PROVIDED INFORMATION
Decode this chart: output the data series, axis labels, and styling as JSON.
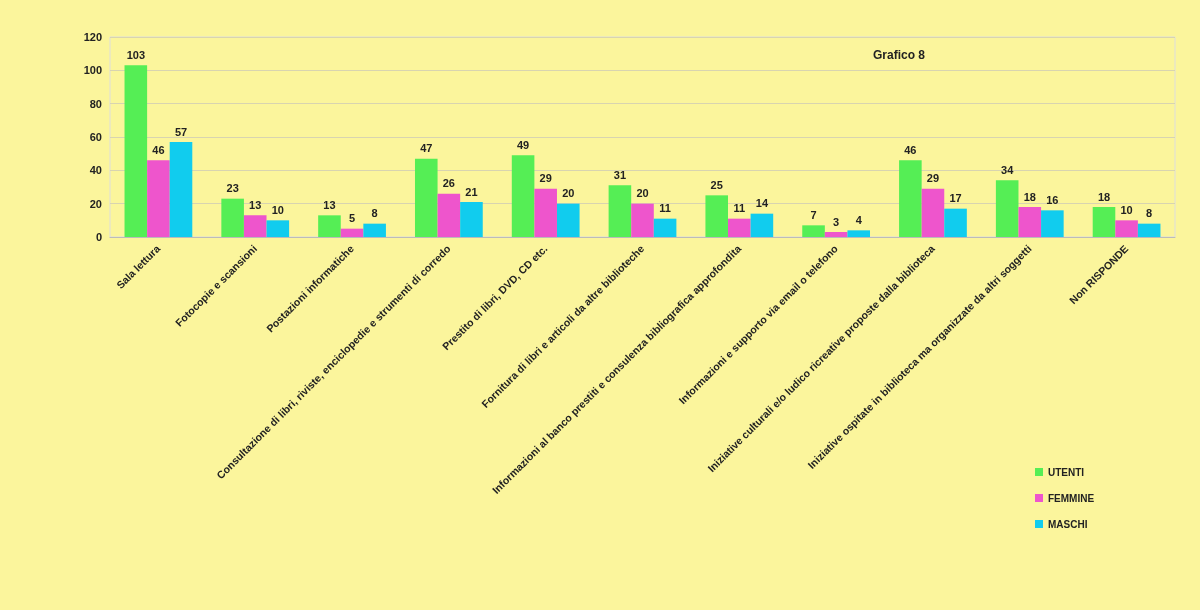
{
  "chart_data": {
    "type": "bar",
    "title": "Grafico 8",
    "categories": [
      "Sala lettura",
      "Fotocopie e scansioni",
      "Postazioni informatiche",
      "Consultazione di libri, riviste, enciclopedie e strumenti di corredo",
      "Prestito di libri, DVD, CD etc.",
      "Fornitura di libri e articoli da altre biblioteche",
      "Informazioni al banco prestiti e consulenza bibliografica approfondita",
      "Informazioni e supporto via email o telefono",
      "Iniziative culturali e/o ludico ricreative proposte dalla biblioteca",
      "Iniziative ospitate in biblioteca ma organizzate da altri soggetti",
      "Non RISPONDE"
    ],
    "series": [
      {
        "name": "UTENTI",
        "color": "#55ee55",
        "values": [
          103,
          23,
          13,
          47,
          49,
          31,
          25,
          7,
          46,
          34,
          18
        ]
      },
      {
        "name": "FEMMINE",
        "color": "#ee55cc",
        "values": [
          46,
          13,
          5,
          26,
          29,
          20,
          11,
          3,
          29,
          18,
          10
        ]
      },
      {
        "name": "MASCHI",
        "color": "#11ccee",
        "values": [
          57,
          10,
          8,
          21,
          20,
          11,
          14,
          4,
          17,
          16,
          8
        ]
      }
    ],
    "ylim": [
      0,
      120
    ],
    "yticks": [
      0,
      20,
      40,
      60,
      80,
      100,
      120
    ],
    "grid": "y",
    "legend": "bottom right",
    "data_labels": true
  }
}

EXERCISE PROMPT
Except for the pictures, copy every line of the records above exactly.

ANSWER TO THIS EXERCISE
Decode this chart: output the data series, axis labels, and styling as JSON.
{
  "chart_data": {
    "type": "bar",
    "title": "Grafico 8",
    "categories": [
      "Sala lettura",
      "Fotocopie e scansioni",
      "Postazioni informatiche",
      "Consultazione di libri, riviste, enciclopedie e strumenti di corredo",
      "Prestito di libri, DVD, CD etc.",
      "Fornitura di libri e articoli da altre biblioteche",
      "Informazioni al banco prestiti e consulenza bibliografica approfondita",
      "Informazioni e supporto via email o telefono",
      "Iniziative culturali e/o ludico ricreative proposte dalla biblioteca",
      "Iniziative ospitate in biblioteca ma organizzate da altri soggetti",
      "Non RISPONDE"
    ],
    "series": [
      {
        "name": "UTENTI",
        "color": "#55ee55",
        "values": [
          103,
          23,
          13,
          47,
          49,
          31,
          25,
          7,
          46,
          34,
          18
        ]
      },
      {
        "name": "FEMMINE",
        "color": "#ee55cc",
        "values": [
          46,
          13,
          5,
          26,
          29,
          20,
          11,
          3,
          29,
          18,
          10
        ]
      },
      {
        "name": "MASCHI",
        "color": "#11ccee",
        "values": [
          57,
          10,
          8,
          21,
          20,
          11,
          14,
          4,
          17,
          16,
          8
        ]
      }
    ],
    "ylim": [
      0,
      120
    ],
    "yticks": [
      0,
      20,
      40,
      60,
      80,
      100,
      120
    ],
    "grid": "y",
    "legend": "bottom right",
    "data_labels": true
  }
}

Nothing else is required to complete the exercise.